Repeat all of the material exactly as given.

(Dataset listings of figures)
-----
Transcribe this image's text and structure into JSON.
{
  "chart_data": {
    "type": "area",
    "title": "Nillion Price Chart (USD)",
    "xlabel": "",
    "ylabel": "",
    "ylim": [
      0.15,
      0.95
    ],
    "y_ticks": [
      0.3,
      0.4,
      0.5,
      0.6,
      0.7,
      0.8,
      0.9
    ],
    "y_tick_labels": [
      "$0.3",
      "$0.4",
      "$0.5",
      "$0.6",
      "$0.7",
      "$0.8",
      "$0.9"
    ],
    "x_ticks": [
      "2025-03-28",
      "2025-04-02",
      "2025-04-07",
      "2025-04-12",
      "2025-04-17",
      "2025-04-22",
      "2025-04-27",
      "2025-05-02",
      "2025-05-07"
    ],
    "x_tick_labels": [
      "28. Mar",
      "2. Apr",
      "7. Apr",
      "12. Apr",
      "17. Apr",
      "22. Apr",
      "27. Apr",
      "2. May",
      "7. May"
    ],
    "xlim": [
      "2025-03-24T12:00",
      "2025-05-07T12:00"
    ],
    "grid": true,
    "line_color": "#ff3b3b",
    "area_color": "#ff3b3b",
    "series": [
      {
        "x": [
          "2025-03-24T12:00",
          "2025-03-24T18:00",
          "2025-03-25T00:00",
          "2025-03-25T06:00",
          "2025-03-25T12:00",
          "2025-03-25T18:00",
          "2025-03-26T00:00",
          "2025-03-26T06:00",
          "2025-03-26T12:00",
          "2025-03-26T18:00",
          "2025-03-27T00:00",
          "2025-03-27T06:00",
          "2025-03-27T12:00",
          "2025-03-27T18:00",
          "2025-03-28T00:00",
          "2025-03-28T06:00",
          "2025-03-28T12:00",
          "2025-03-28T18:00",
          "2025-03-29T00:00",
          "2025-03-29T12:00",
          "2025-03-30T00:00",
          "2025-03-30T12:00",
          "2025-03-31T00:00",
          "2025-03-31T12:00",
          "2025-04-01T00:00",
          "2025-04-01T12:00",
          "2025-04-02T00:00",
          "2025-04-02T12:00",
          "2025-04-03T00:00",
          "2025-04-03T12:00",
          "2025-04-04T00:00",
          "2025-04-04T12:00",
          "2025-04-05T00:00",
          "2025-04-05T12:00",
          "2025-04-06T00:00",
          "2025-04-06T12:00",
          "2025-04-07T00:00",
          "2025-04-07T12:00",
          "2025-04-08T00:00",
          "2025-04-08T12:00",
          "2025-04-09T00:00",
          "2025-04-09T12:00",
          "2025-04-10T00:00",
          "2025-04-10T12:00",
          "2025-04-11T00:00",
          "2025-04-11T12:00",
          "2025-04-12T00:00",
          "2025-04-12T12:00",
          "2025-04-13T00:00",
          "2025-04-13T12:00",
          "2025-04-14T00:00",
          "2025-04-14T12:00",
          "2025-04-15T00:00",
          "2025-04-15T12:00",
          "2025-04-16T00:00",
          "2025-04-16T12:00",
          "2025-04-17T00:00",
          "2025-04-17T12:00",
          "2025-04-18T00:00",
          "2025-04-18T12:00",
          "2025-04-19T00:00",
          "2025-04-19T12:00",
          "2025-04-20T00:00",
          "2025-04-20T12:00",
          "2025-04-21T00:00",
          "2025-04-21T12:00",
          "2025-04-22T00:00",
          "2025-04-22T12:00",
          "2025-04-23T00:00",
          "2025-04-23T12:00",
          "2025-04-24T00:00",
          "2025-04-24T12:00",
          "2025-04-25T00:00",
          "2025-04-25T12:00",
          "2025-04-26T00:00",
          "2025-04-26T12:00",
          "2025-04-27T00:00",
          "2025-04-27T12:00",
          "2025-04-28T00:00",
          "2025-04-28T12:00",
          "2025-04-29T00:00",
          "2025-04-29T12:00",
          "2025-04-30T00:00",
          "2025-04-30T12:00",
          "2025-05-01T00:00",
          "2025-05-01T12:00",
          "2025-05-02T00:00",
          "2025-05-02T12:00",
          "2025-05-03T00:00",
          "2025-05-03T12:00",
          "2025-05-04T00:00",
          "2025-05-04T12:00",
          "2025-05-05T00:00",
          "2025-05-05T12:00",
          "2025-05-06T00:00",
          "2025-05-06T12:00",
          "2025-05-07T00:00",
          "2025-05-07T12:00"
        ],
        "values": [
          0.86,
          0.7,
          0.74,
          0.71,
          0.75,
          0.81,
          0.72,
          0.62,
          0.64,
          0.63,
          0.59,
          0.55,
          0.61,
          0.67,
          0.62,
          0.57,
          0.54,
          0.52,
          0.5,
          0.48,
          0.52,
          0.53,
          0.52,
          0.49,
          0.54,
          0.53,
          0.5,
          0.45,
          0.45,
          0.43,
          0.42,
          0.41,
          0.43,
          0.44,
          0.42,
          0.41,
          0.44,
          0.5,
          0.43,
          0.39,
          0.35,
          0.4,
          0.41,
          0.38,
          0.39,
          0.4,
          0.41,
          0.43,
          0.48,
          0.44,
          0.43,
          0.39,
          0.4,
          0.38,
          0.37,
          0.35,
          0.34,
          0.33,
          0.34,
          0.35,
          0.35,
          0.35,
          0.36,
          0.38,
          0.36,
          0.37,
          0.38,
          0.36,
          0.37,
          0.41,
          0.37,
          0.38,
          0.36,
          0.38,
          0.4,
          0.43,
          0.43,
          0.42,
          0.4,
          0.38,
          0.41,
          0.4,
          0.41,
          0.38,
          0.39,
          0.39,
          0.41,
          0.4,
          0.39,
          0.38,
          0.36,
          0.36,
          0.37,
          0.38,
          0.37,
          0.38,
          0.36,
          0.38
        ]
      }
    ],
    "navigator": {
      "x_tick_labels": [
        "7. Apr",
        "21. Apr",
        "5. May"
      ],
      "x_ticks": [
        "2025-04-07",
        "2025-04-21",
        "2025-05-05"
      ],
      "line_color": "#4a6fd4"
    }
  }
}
-----
▶ THE REPLY:
Transcribe this image's text and structure into JSON.
{
  "chart_data": {
    "type": "area",
    "title": "Nillion Price Chart (USD)",
    "xlabel": "",
    "ylabel": "",
    "ylim": [
      0.15,
      0.95
    ],
    "y_ticks": [
      0.3,
      0.4,
      0.5,
      0.6,
      0.7,
      0.8,
      0.9
    ],
    "y_tick_labels": [
      "$0.3",
      "$0.4",
      "$0.5",
      "$0.6",
      "$0.7",
      "$0.8",
      "$0.9"
    ],
    "x_ticks": [
      "2025-03-28",
      "2025-04-02",
      "2025-04-07",
      "2025-04-12",
      "2025-04-17",
      "2025-04-22",
      "2025-04-27",
      "2025-05-02",
      "2025-05-07"
    ],
    "x_tick_labels": [
      "28. Mar",
      "2. Apr",
      "7. Apr",
      "12. Apr",
      "17. Apr",
      "22. Apr",
      "27. Apr",
      "2. May",
      "7. May"
    ],
    "xlim": [
      "2025-03-24T12:00",
      "2025-05-07T12:00"
    ],
    "grid": true,
    "line_color": "#ff3b3b",
    "area_color": "#ff3b3b",
    "series": [
      {
        "x": [
          "2025-03-24T12:00",
          "2025-03-24T18:00",
          "2025-03-25T00:00",
          "2025-03-25T06:00",
          "2025-03-25T12:00",
          "2025-03-25T18:00",
          "2025-03-26T00:00",
          "2025-03-26T06:00",
          "2025-03-26T12:00",
          "2025-03-26T18:00",
          "2025-03-27T00:00",
          "2025-03-27T06:00",
          "2025-03-27T12:00",
          "2025-03-27T18:00",
          "2025-03-28T00:00",
          "2025-03-28T06:00",
          "2025-03-28T12:00",
          "2025-03-28T18:00",
          "2025-03-29T00:00",
          "2025-03-29T12:00",
          "2025-03-30T00:00",
          "2025-03-30T12:00",
          "2025-03-31T00:00",
          "2025-03-31T12:00",
          "2025-04-01T00:00",
          "2025-04-01T12:00",
          "2025-04-02T00:00",
          "2025-04-02T12:00",
          "2025-04-03T00:00",
          "2025-04-03T12:00",
          "2025-04-04T00:00",
          "2025-04-04T12:00",
          "2025-04-05T00:00",
          "2025-04-05T12:00",
          "2025-04-06T00:00",
          "2025-04-06T12:00",
          "2025-04-07T00:00",
          "2025-04-07T12:00",
          "2025-04-08T00:00",
          "2025-04-08T12:00",
          "2025-04-09T00:00",
          "2025-04-09T12:00",
          "2025-04-10T00:00",
          "2025-04-10T12:00",
          "2025-04-11T00:00",
          "2025-04-11T12:00",
          "2025-04-12T00:00",
          "2025-04-12T12:00",
          "2025-04-13T00:00",
          "2025-04-13T12:00",
          "2025-04-14T00:00",
          "2025-04-14T12:00",
          "2025-04-15T00:00",
          "2025-04-15T12:00",
          "2025-04-16T00:00",
          "2025-04-16T12:00",
          "2025-04-17T00:00",
          "2025-04-17T12:00",
          "2025-04-18T00:00",
          "2025-04-18T12:00",
          "2025-04-19T00:00",
          "2025-04-19T12:00",
          "2025-04-20T00:00",
          "2025-04-20T12:00",
          "2025-04-21T00:00",
          "2025-04-21T12:00",
          "2025-04-22T00:00",
          "2025-04-22T12:00",
          "2025-04-23T00:00",
          "2025-04-23T12:00",
          "2025-04-24T00:00",
          "2025-04-24T12:00",
          "2025-04-25T00:00",
          "2025-04-25T12:00",
          "2025-04-26T00:00",
          "2025-04-26T12:00",
          "2025-04-27T00:00",
          "2025-04-27T12:00",
          "2025-04-28T00:00",
          "2025-04-28T12:00",
          "2025-04-29T00:00",
          "2025-04-29T12:00",
          "2025-04-30T00:00",
          "2025-04-30T12:00",
          "2025-05-01T00:00",
          "2025-05-01T12:00",
          "2025-05-02T00:00",
          "2025-05-02T12:00",
          "2025-05-03T00:00",
          "2025-05-03T12:00",
          "2025-05-04T00:00",
          "2025-05-04T12:00",
          "2025-05-05T00:00",
          "2025-05-05T12:00",
          "2025-05-06T00:00",
          "2025-05-06T12:00",
          "2025-05-07T00:00",
          "2025-05-07T12:00"
        ],
        "values": [
          0.86,
          0.7,
          0.74,
          0.71,
          0.75,
          0.81,
          0.72,
          0.62,
          0.64,
          0.63,
          0.59,
          0.55,
          0.61,
          0.67,
          0.62,
          0.57,
          0.54,
          0.52,
          0.5,
          0.48,
          0.52,
          0.53,
          0.52,
          0.49,
          0.54,
          0.53,
          0.5,
          0.45,
          0.45,
          0.43,
          0.42,
          0.41,
          0.43,
          0.44,
          0.42,
          0.41,
          0.44,
          0.5,
          0.43,
          0.39,
          0.35,
          0.4,
          0.41,
          0.38,
          0.39,
          0.4,
          0.41,
          0.43,
          0.48,
          0.44,
          0.43,
          0.39,
          0.4,
          0.38,
          0.37,
          0.35,
          0.34,
          0.33,
          0.34,
          0.35,
          0.35,
          0.35,
          0.36,
          0.38,
          0.36,
          0.37,
          0.38,
          0.36,
          0.37,
          0.41,
          0.37,
          0.38,
          0.36,
          0.38,
          0.4,
          0.43,
          0.43,
          0.42,
          0.4,
          0.38,
          0.41,
          0.4,
          0.41,
          0.38,
          0.39,
          0.39,
          0.41,
          0.4,
          0.39,
          0.38,
          0.36,
          0.36,
          0.37,
          0.38,
          0.37,
          0.38,
          0.36,
          0.38
        ]
      }
    ],
    "navigator": {
      "x_tick_labels": [
        "7. Apr",
        "21. Apr",
        "5. May"
      ],
      "x_ticks": [
        "2025-04-07",
        "2025-04-21",
        "2025-05-05"
      ],
      "line_color": "#4a6fd4"
    }
  }
}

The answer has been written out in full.